Filter the data below and copy out each line that contains the string "chart".

━━━ Data provided ━━━

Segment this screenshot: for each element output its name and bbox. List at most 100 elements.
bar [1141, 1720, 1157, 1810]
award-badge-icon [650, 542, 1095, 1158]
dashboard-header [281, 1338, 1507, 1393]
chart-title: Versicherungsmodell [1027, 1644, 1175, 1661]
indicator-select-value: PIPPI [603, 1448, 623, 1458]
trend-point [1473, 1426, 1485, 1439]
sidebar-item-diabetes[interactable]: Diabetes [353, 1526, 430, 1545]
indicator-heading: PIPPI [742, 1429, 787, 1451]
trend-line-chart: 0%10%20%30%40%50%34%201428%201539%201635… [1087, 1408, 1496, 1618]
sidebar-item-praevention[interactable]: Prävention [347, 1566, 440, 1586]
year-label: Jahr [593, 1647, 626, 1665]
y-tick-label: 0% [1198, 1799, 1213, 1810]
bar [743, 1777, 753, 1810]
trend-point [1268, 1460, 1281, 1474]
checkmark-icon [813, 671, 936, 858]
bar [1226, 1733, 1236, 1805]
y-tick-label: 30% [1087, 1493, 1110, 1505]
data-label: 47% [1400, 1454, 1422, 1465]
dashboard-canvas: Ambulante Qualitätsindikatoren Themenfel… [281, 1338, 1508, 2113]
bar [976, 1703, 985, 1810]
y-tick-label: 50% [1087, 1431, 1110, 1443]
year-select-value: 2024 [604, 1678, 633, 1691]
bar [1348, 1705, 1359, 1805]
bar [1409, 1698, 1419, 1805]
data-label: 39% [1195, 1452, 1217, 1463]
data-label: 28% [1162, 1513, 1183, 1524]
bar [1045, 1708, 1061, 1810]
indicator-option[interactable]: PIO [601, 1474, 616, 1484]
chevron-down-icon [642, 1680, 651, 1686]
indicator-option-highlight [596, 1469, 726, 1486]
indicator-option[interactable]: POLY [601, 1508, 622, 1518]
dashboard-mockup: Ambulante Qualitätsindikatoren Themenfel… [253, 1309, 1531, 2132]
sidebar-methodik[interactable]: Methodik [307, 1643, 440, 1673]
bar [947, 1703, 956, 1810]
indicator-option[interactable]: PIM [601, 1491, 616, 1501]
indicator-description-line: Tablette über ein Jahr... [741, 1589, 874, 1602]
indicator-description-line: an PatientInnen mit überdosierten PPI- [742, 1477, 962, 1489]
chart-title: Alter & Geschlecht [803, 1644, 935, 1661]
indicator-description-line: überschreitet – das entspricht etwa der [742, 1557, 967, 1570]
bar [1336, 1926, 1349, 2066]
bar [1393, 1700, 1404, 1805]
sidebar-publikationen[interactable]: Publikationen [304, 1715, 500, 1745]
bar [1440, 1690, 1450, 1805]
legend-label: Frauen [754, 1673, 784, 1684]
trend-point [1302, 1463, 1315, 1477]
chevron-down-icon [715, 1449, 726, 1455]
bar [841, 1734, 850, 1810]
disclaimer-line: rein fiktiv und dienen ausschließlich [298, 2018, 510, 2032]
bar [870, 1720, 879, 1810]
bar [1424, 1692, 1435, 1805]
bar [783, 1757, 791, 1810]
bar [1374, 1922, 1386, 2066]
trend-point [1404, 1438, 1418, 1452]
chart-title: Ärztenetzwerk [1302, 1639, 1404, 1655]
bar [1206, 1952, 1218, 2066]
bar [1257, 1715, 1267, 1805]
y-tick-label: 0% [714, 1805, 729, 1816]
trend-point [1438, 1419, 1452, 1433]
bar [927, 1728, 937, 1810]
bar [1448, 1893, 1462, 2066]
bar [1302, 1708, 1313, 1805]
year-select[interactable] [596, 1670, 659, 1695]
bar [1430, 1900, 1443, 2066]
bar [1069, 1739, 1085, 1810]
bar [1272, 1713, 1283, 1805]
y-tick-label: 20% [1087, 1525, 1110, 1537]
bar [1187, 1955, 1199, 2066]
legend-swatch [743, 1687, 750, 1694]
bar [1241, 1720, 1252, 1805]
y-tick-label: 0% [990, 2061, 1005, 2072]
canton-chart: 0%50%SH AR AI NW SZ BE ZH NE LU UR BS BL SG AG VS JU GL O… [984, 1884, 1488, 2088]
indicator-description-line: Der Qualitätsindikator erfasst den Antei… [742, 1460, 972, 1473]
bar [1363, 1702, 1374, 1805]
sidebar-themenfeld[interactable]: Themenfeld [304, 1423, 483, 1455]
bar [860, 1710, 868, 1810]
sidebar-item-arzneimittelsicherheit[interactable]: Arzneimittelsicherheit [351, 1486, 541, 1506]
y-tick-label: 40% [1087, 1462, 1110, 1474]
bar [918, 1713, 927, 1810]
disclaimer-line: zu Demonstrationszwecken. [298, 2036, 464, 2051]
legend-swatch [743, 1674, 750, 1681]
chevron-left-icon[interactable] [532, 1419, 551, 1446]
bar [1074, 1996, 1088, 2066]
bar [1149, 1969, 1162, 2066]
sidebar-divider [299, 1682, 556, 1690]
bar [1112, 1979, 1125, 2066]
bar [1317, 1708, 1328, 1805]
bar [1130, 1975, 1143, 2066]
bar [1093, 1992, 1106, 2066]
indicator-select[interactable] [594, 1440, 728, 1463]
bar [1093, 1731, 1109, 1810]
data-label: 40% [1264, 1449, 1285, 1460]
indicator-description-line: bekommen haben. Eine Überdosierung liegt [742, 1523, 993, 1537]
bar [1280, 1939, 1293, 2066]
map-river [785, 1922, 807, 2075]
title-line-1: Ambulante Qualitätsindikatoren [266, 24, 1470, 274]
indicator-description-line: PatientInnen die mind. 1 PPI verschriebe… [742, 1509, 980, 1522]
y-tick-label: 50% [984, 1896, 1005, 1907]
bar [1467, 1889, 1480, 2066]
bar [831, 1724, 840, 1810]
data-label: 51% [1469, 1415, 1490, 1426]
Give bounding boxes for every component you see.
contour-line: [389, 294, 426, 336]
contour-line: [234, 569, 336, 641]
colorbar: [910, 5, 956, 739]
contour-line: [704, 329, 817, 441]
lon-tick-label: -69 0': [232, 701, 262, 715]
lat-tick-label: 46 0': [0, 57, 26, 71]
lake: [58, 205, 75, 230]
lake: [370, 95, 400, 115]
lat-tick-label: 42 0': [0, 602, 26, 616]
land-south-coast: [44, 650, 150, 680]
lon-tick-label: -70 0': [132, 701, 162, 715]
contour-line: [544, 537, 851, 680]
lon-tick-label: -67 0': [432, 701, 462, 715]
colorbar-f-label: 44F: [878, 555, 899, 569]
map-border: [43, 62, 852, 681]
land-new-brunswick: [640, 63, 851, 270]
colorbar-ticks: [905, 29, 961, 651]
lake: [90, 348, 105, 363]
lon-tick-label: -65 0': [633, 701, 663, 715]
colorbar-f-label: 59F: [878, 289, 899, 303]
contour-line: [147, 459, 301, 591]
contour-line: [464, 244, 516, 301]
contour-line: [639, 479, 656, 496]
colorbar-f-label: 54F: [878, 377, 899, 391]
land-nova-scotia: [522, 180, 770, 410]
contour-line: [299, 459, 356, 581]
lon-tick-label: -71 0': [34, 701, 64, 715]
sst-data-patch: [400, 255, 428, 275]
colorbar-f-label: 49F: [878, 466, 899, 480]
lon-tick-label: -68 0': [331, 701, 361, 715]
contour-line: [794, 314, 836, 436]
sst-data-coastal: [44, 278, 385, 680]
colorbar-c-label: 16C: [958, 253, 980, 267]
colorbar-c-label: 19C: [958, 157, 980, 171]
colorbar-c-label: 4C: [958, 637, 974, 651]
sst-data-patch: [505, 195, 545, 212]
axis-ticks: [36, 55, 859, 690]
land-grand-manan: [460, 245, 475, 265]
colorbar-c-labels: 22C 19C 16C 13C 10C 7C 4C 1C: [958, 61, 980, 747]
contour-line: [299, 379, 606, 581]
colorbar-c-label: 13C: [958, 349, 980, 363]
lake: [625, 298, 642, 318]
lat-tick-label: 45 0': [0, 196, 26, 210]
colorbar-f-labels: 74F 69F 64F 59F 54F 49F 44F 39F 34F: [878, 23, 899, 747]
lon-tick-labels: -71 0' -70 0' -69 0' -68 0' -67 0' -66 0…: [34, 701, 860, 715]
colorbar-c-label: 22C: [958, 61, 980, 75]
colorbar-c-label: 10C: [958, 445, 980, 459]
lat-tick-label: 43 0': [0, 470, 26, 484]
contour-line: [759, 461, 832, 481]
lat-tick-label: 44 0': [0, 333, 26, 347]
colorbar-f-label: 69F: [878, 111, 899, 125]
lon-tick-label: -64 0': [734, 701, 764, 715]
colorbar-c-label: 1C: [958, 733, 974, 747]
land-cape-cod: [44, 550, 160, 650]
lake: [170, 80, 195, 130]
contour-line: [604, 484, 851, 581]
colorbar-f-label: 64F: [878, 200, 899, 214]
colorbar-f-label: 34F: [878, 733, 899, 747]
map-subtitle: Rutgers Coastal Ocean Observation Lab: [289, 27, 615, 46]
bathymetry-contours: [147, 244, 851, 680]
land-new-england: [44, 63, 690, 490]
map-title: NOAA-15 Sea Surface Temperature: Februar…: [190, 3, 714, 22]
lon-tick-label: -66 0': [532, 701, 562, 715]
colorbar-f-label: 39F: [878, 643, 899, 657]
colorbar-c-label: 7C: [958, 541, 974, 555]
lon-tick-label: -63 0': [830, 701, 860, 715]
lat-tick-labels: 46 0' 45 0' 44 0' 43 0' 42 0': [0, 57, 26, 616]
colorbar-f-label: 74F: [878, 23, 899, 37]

━━━

• Solution to this problem:
chart-title: Versicherungsmodell [1027, 1644, 1175, 1661]
trend-line-chart: 0%10%20%30%40%50%34%201428%201539%201635… [1087, 1408, 1496, 1618]
chart-title: Alter & Geschlecht [803, 1644, 935, 1661]
chart-title: Ärztenetzwerk [1302, 1639, 1404, 1655]
canton-chart: 0%50%SH AR AI NW SZ BE ZH NE LU UR BS BL SG AG VS JU GL O… [984, 1884, 1488, 2088]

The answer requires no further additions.